Collected data entries:
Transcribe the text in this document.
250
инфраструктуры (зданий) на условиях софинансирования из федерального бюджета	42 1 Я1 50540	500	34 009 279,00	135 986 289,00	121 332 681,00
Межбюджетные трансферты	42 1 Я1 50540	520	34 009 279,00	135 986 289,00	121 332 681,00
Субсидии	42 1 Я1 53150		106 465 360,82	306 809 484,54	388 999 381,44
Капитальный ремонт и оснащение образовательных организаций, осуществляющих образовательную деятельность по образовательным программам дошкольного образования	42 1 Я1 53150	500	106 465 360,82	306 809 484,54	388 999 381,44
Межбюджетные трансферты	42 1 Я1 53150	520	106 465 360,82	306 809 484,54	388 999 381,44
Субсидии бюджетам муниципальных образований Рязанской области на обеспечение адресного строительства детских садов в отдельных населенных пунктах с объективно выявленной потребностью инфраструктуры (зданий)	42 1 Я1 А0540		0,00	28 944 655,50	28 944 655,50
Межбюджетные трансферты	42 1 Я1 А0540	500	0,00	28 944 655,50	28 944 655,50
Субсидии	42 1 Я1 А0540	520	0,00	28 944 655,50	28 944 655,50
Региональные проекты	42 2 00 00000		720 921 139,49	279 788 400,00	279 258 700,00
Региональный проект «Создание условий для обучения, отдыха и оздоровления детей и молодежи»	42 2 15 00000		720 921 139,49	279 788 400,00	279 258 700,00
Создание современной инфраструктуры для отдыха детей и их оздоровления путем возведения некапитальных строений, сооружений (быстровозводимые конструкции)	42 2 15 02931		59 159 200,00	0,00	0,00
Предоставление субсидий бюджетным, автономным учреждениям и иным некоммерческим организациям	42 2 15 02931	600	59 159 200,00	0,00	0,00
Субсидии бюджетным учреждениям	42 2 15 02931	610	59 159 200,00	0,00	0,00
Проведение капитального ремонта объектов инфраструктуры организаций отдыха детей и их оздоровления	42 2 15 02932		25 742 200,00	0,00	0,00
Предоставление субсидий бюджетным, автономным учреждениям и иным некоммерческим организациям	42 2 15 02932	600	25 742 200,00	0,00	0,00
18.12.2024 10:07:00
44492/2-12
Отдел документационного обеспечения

## Short task:
Of the lines in this material, state how many hold the string "бюджетным". Write no other words.

## Exercise answer:
3